(Saved data entries)
+ + + + + + +

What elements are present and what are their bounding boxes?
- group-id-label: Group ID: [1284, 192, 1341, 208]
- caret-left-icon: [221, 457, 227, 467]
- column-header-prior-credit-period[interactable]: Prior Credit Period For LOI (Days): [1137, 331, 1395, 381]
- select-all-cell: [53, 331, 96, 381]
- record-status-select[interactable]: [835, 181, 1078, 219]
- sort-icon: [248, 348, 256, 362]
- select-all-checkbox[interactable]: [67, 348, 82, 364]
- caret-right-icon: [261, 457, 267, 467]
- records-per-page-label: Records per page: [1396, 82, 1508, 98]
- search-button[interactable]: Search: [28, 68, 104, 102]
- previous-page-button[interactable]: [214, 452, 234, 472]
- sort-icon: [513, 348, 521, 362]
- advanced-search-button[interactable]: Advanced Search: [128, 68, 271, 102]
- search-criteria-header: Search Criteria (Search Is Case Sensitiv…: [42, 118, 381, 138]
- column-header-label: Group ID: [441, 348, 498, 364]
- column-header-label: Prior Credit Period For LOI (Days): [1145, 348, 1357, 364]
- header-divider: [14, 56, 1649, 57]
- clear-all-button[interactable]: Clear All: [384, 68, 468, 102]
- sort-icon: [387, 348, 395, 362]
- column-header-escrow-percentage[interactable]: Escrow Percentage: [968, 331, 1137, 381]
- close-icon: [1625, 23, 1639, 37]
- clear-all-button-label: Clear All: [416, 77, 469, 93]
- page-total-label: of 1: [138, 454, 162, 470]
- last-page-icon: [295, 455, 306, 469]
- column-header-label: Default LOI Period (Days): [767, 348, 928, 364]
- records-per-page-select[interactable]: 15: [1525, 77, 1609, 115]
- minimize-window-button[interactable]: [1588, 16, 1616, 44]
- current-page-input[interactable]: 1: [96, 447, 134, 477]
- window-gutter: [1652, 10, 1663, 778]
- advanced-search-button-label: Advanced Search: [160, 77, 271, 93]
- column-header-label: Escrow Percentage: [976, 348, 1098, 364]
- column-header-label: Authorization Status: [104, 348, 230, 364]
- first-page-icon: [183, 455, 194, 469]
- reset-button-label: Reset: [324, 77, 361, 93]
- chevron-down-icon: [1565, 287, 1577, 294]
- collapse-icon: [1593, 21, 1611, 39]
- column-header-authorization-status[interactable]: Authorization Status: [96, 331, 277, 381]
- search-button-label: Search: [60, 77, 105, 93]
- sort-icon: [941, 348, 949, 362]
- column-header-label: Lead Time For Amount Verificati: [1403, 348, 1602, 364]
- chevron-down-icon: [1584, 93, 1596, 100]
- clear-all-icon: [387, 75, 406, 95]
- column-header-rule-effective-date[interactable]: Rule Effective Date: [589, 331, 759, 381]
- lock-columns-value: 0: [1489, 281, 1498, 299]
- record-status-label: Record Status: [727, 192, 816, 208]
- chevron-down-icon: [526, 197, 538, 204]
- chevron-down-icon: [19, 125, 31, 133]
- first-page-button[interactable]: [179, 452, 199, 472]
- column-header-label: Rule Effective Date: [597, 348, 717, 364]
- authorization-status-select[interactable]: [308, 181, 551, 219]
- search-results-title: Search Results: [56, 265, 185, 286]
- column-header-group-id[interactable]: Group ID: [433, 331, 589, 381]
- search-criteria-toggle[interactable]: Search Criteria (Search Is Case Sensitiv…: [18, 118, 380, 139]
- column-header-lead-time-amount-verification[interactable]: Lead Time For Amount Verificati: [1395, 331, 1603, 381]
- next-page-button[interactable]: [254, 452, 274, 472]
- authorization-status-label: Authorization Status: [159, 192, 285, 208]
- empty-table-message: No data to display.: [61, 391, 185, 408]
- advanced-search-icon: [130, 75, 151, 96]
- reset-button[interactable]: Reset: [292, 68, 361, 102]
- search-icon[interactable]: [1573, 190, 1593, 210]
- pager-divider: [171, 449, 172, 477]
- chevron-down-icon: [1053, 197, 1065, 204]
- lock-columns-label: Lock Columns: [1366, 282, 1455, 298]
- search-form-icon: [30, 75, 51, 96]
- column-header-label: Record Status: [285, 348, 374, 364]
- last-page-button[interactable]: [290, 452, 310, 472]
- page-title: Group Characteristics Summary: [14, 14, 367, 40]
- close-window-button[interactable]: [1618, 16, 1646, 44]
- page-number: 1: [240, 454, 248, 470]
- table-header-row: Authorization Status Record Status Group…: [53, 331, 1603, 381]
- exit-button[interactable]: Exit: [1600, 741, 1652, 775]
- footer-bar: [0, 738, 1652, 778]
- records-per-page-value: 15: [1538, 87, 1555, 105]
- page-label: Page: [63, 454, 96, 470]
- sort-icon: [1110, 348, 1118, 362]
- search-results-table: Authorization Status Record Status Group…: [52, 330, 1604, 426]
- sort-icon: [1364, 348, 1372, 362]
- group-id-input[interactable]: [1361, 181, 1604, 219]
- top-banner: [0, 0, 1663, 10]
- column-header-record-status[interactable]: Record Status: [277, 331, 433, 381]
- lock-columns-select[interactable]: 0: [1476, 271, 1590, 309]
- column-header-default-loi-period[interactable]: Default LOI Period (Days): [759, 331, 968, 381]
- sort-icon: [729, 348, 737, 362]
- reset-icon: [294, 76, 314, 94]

+ + + + + + +

— Problem requirements —
Pick out every line above that contains the word "Escrow" and copy each one in full. Case counts.

— Full answer —
- column-header-escrow-percentage[interactable]: Escrow Percentage: [968, 331, 1137, 381]
- column-header-label: Escrow Percentage: [976, 348, 1098, 364]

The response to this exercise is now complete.